_AIM_
Where does the string "name" appear? Copy every line of the entries below that holds it.

* BEGIN *

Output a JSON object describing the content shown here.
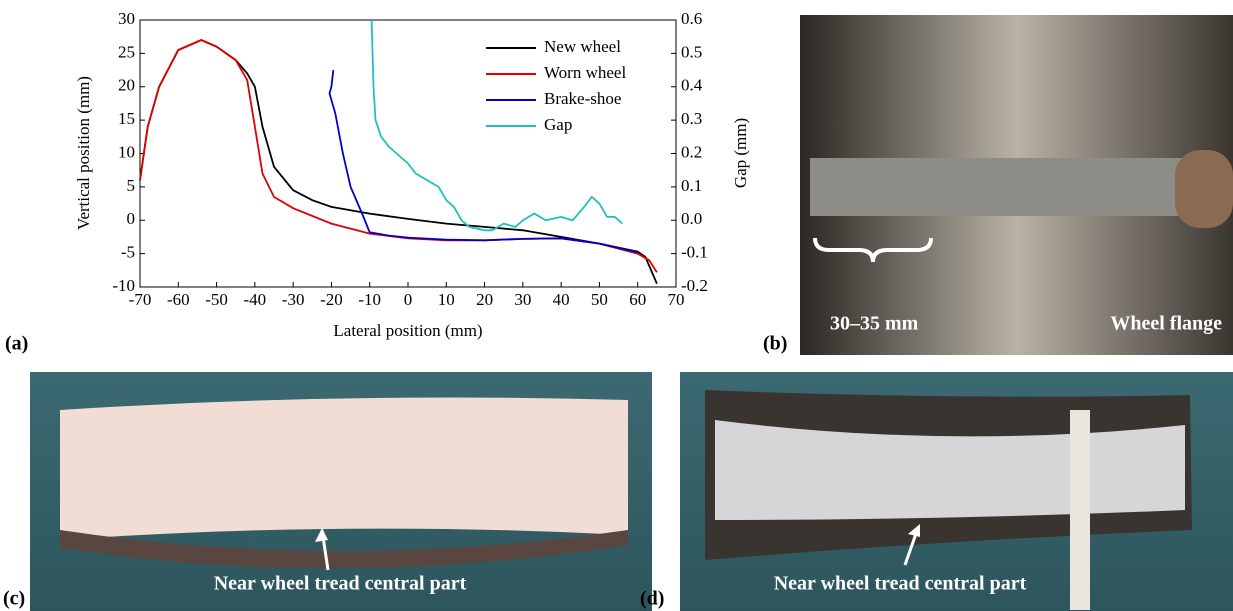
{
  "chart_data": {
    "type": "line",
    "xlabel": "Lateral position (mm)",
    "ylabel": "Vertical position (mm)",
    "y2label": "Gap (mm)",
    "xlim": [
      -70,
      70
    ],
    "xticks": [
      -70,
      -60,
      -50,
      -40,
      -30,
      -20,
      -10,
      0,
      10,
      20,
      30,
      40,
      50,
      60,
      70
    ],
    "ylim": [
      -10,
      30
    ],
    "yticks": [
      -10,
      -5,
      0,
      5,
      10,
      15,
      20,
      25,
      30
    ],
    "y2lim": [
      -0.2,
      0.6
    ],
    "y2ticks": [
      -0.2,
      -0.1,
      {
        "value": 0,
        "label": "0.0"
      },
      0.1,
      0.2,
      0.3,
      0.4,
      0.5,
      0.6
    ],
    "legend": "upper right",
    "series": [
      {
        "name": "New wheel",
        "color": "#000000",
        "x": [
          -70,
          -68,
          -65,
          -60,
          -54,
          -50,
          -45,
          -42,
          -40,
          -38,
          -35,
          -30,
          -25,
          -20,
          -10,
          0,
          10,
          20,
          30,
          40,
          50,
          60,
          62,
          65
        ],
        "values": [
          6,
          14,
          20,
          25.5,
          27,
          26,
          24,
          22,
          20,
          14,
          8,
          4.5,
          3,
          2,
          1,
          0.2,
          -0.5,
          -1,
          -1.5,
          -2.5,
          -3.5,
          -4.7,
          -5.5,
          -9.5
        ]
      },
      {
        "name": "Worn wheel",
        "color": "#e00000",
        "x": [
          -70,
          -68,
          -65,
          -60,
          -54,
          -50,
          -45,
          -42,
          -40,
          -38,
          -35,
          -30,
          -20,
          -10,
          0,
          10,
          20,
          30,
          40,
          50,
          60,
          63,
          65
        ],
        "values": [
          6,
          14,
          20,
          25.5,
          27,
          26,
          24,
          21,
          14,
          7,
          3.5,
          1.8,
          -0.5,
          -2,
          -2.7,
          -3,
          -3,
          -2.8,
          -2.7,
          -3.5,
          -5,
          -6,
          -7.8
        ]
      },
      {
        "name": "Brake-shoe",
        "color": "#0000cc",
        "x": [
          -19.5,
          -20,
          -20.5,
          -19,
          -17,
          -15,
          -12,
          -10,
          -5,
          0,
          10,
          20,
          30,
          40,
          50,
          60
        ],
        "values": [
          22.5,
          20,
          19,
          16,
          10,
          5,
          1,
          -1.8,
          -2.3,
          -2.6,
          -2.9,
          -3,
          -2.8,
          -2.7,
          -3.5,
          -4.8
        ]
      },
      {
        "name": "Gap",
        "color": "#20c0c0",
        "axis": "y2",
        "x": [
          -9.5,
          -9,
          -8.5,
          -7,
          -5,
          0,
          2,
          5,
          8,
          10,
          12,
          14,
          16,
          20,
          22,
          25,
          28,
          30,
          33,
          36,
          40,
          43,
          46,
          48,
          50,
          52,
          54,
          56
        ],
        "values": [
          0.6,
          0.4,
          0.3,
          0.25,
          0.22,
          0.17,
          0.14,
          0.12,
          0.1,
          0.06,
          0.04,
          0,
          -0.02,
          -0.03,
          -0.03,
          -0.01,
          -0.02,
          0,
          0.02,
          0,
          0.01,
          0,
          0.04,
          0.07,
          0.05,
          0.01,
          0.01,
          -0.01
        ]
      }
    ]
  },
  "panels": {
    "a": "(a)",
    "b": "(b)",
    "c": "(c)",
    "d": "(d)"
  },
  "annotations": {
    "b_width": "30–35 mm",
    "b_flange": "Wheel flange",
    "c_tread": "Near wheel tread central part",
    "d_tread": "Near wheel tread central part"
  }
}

* END *

_OUTPUT_
        "name": "New wheel",
        "name": "Worn wheel",
        "name": "Brake-shoe",
        "name": "Gap",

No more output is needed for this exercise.